▶ [PROBLEM DETAILS]:
In the listing below, find every line containing "expectancy" and copy it out.

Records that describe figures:
╔══
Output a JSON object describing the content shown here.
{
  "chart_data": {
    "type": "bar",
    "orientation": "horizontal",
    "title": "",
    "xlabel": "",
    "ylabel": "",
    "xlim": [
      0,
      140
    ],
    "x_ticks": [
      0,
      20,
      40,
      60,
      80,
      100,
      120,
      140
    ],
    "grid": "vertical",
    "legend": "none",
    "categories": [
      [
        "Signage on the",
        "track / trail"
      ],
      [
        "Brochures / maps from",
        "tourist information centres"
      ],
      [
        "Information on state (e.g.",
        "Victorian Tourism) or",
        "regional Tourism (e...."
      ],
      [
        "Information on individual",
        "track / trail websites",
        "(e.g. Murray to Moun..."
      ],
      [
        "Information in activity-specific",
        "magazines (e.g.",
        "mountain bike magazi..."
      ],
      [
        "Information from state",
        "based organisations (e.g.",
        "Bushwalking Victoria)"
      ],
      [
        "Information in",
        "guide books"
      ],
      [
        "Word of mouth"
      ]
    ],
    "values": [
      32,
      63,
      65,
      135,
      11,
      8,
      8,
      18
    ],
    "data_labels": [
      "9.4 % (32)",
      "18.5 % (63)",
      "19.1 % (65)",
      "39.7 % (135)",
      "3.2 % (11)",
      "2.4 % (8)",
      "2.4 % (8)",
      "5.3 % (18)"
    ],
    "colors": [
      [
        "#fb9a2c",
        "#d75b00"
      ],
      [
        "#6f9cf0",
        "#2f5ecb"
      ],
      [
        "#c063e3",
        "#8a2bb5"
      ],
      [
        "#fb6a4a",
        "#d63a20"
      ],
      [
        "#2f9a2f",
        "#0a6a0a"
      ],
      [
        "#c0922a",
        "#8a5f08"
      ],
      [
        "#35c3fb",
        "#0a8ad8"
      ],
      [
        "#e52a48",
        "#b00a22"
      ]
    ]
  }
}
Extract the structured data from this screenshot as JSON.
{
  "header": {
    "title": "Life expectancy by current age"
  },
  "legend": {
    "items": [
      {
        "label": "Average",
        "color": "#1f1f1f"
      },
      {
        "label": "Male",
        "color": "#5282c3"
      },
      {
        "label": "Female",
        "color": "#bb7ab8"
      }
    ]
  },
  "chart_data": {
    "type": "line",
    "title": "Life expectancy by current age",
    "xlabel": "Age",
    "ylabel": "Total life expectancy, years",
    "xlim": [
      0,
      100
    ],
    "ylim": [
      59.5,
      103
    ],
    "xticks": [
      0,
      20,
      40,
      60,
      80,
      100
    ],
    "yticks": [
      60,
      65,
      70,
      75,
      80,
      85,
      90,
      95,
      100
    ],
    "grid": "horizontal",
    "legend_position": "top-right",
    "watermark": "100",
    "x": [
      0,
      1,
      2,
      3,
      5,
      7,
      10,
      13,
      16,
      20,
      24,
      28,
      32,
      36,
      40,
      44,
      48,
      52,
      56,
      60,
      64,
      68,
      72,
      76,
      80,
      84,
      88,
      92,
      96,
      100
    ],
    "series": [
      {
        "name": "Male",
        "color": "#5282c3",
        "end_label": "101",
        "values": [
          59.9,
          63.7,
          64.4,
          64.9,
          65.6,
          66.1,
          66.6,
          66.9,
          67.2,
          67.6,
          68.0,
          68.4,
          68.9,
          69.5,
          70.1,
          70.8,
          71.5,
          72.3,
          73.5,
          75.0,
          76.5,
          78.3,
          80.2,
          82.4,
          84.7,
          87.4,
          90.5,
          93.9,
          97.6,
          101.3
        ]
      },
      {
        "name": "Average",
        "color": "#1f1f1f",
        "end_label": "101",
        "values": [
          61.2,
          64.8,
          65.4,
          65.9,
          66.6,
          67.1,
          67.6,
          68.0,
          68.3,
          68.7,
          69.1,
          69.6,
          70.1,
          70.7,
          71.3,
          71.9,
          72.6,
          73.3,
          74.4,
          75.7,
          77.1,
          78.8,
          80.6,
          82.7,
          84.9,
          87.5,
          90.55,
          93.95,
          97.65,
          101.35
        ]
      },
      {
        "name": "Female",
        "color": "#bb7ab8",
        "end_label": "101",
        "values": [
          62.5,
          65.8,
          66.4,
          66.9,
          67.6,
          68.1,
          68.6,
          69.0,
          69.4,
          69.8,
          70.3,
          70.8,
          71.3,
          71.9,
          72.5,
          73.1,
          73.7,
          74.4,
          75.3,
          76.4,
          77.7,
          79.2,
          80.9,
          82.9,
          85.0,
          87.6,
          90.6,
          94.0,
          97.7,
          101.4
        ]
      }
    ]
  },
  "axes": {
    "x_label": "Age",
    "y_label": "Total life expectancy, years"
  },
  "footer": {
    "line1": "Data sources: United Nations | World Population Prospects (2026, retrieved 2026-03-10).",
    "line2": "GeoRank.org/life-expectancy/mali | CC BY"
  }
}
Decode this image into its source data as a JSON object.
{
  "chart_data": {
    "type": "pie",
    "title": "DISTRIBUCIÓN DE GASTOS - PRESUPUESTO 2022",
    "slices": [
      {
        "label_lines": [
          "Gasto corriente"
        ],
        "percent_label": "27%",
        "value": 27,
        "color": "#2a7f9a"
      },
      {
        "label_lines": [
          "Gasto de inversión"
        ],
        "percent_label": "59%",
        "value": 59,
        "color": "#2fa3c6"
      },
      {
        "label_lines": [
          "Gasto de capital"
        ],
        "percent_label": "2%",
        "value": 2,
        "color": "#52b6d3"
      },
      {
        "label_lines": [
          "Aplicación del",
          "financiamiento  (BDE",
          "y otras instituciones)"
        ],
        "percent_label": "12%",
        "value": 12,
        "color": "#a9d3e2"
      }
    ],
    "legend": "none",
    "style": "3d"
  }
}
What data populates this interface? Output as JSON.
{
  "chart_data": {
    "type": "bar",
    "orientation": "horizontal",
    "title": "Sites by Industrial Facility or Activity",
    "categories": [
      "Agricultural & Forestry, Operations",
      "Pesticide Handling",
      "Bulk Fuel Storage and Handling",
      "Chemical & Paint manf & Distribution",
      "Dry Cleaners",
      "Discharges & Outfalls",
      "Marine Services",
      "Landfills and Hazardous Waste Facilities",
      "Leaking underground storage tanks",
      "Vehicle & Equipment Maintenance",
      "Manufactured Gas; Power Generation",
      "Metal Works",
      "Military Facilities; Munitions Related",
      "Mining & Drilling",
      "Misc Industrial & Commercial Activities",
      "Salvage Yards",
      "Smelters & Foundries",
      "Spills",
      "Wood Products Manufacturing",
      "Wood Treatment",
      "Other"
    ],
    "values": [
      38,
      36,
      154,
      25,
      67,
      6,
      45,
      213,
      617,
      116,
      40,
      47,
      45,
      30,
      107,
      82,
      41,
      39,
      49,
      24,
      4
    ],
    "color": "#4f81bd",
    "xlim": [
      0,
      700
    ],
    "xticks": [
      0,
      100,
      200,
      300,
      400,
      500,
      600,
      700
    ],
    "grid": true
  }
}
╚══
▶ [COMPLETE ANSWER]:
    "title": "Life expectancy by current age"
    "title": "Life expectancy by current age",
    "ylabel": "Total life expectancy, years",
    "y_label": "Total life expectancy, years"
    "line2": "GeoRank.org/life-expectancy/mali | CC BY"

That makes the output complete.